Requirement
Please find all lines in the data that hold the string "title" and copy them.

>> Begin Raw data

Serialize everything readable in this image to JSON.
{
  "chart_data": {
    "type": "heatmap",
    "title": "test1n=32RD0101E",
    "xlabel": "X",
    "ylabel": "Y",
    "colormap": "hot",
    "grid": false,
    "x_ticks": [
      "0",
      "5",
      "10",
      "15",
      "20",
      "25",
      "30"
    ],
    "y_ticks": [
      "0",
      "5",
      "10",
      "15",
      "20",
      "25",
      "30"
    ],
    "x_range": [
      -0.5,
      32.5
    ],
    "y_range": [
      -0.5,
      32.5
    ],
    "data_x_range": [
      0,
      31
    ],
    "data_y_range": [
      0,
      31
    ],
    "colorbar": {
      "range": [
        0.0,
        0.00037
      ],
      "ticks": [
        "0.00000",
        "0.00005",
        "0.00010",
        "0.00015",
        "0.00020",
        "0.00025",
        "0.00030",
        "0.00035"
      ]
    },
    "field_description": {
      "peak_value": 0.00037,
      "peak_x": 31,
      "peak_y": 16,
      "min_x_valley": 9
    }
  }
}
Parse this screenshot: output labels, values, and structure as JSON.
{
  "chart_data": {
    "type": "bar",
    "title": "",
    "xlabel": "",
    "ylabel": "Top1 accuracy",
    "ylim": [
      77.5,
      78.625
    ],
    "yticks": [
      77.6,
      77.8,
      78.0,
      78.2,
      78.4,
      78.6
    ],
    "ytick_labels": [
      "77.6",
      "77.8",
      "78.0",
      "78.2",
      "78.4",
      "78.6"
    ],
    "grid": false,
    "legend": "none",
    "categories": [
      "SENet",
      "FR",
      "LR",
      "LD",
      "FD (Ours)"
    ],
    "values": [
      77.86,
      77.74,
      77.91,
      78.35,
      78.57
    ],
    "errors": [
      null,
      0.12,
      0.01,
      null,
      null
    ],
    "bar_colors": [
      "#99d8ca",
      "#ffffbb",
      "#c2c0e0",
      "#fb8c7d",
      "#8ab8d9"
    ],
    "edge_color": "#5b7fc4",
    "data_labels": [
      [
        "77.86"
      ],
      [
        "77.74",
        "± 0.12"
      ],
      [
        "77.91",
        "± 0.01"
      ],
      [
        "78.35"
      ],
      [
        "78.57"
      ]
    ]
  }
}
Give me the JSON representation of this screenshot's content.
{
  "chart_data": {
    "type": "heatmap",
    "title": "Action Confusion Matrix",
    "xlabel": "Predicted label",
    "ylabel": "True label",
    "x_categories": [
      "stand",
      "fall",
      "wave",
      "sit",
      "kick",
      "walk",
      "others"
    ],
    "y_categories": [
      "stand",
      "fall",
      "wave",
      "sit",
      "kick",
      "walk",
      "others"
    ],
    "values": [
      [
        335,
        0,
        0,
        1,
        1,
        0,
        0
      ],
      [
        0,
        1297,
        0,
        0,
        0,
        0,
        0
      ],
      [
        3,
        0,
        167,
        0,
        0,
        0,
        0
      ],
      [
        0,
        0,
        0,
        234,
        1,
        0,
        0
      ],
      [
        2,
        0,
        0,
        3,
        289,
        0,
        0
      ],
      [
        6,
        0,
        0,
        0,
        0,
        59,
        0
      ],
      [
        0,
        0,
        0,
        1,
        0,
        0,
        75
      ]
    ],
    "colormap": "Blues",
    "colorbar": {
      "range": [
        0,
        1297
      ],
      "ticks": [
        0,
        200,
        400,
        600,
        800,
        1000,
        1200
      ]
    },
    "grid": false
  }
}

>> End Raw data

Answer to the task
    "title": "test1n=32RD0101E",
    "title": "",
    "title": "Action Confusion Matrix",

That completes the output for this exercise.